** begin **

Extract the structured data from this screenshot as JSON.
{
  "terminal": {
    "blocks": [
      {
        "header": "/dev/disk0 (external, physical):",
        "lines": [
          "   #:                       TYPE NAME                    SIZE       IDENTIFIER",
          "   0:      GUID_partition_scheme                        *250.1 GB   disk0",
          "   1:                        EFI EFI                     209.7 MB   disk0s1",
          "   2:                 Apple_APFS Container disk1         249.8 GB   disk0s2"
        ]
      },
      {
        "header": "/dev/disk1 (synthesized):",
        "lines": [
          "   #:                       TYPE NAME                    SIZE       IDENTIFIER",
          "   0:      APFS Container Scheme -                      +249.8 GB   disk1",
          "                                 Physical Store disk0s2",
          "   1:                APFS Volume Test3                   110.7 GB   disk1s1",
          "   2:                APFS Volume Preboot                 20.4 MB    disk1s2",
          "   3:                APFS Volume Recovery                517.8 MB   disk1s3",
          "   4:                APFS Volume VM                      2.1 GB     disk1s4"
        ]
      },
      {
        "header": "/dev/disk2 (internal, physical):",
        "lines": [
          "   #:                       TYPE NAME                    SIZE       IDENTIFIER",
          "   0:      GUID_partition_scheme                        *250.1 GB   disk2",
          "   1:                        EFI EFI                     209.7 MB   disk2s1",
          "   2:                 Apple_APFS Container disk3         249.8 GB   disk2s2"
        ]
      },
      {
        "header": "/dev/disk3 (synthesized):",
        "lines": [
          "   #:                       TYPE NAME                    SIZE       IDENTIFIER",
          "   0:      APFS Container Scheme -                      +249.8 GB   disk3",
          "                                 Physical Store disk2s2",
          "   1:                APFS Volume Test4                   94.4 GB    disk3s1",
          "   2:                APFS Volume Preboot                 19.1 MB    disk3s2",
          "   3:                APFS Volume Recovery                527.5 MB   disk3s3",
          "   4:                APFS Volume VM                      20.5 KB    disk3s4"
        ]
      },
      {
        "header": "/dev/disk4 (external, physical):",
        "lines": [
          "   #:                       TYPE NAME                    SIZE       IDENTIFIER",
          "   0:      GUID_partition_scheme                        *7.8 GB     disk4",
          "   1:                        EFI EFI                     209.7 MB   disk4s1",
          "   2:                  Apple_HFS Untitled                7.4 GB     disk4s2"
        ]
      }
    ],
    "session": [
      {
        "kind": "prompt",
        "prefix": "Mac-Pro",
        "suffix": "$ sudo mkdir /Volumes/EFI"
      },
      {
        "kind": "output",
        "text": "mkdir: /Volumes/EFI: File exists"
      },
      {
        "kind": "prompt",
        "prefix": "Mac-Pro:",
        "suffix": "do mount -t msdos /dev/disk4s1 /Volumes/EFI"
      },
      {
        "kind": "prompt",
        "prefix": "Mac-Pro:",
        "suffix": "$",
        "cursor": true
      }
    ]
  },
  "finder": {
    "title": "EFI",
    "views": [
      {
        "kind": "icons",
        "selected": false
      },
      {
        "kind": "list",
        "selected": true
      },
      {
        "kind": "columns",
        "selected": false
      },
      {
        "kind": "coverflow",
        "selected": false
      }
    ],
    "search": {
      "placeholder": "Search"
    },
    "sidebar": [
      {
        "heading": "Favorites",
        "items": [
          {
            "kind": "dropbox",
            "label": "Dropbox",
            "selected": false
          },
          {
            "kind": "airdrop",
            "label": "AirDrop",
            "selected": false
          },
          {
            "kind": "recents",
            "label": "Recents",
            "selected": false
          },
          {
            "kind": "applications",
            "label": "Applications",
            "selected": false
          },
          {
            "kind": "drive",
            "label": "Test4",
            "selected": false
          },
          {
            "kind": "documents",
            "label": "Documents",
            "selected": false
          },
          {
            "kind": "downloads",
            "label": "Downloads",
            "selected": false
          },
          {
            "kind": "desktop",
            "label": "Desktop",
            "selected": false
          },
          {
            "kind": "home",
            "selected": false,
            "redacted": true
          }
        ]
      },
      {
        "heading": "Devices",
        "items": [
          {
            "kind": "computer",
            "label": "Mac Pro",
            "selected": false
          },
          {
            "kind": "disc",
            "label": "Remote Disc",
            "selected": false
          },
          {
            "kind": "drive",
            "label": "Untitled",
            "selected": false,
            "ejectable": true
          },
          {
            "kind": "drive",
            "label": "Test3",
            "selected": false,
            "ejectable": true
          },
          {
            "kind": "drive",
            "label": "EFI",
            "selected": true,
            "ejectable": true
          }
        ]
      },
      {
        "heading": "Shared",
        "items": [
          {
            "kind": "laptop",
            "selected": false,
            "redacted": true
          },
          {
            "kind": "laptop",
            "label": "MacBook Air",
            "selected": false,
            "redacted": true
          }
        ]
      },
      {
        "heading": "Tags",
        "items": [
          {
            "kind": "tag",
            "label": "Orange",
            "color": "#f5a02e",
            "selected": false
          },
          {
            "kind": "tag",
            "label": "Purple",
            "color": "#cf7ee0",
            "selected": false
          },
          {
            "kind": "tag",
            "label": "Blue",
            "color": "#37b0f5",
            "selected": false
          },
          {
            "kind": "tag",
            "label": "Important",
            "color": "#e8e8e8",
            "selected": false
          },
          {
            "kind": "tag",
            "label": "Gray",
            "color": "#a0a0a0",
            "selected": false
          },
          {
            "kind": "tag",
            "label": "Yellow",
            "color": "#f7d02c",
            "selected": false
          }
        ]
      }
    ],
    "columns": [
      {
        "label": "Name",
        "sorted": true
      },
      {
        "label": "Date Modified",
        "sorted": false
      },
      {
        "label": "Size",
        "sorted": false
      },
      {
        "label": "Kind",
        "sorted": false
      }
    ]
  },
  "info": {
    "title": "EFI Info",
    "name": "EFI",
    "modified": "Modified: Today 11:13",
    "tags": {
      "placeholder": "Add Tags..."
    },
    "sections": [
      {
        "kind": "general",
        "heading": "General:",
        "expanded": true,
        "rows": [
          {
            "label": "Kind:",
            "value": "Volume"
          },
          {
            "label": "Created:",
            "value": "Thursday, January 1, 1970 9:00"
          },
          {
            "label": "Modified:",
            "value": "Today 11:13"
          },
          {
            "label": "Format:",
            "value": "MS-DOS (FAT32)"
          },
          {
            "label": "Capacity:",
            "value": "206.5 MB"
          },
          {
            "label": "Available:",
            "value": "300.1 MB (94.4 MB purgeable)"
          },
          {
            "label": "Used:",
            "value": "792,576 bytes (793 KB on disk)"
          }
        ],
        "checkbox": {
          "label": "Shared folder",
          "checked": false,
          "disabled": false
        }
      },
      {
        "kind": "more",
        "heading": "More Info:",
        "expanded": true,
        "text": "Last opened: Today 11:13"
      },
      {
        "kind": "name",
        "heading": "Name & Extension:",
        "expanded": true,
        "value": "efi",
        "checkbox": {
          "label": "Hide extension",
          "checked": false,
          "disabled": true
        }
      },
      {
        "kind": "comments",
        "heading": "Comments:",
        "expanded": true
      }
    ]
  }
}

** end **
** begin **

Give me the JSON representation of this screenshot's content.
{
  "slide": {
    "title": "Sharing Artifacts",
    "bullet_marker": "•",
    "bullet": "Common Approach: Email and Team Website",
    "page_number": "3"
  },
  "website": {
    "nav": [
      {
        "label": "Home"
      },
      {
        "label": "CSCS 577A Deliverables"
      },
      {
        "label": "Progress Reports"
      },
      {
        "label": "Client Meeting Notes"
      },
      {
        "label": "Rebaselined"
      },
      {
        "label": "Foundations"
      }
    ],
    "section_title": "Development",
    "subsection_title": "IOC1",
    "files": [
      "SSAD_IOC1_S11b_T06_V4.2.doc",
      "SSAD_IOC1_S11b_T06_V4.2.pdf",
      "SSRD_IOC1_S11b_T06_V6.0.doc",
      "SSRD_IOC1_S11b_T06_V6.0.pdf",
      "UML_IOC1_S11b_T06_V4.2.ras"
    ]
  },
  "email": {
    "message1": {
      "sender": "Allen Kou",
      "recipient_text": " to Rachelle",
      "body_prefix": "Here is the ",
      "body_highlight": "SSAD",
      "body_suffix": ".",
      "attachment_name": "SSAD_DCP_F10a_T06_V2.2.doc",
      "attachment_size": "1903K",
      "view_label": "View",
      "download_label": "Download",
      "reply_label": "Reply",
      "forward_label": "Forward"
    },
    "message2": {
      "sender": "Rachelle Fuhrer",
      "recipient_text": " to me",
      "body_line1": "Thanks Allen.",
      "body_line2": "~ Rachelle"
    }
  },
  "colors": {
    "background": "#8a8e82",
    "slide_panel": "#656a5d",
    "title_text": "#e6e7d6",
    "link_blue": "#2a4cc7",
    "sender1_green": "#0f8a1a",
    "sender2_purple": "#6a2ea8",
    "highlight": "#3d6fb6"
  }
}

** end **

■ GIVEN REQUEST ■
Pick out and copy the lines of the material that include the word "Untitled".

■ SOLUTION TO THIS EXERCISE ■
          "   2:                  Apple_HFS Untitled                7.4 GB     disk4s2"
            "label": "Untitled",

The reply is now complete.